▸ WHAT TO WORK ON: Please output the records below in full, exactly as given, but without the images.

[Start MATERIAL]

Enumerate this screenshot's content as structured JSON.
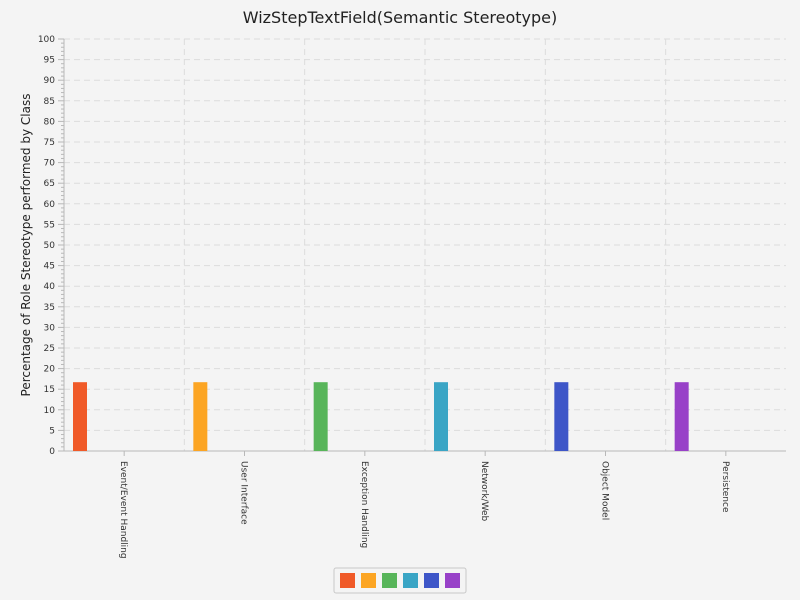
{
  "chart_data": {
    "type": "bar",
    "title": "WizStepTextField(Semantic Stereotype)",
    "ylabel": "Percentage of Role Stereotype performed by Class",
    "xlabel": "",
    "ylim": [
      0,
      100
    ],
    "y_major_step": 5,
    "y_minor_step": 1,
    "grid": true,
    "legend_position": "bottom",
    "categories": [
      "Event/Event Handling",
      "User Interface",
      "Exception Handling",
      "Network/Web",
      "Object Model",
      "Persistence"
    ],
    "values": [
      16.7,
      16.7,
      16.7,
      16.7,
      16.7,
      16.7
    ],
    "colors": [
      "#f05a28",
      "#fca523",
      "#58b55a",
      "#3aa5c5",
      "#3e56c8",
      "#9841c8"
    ]
  }
}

[End MATERIAL]

▸ THE OUTPUT:
Enumerate this screenshot's content as structured JSON.
{
  "chart_data": {
    "type": "bar",
    "title": "WizStepTextField(Semantic Stereotype)",
    "ylabel": "Percentage of Role Stereotype performed by Class",
    "xlabel": "",
    "ylim": [
      0,
      100
    ],
    "y_major_step": 5,
    "y_minor_step": 1,
    "grid": true,
    "legend_position": "bottom",
    "categories": [
      "Event/Event Handling",
      "User Interface",
      "Exception Handling",
      "Network/Web",
      "Object Model",
      "Persistence"
    ],
    "values": [
      16.7,
      16.7,
      16.7,
      16.7,
      16.7,
      16.7
    ],
    "colors": [
      "#f05a28",
      "#fca523",
      "#58b55a",
      "#3aa5c5",
      "#3e56c8",
      "#9841c8"
    ]
  }
}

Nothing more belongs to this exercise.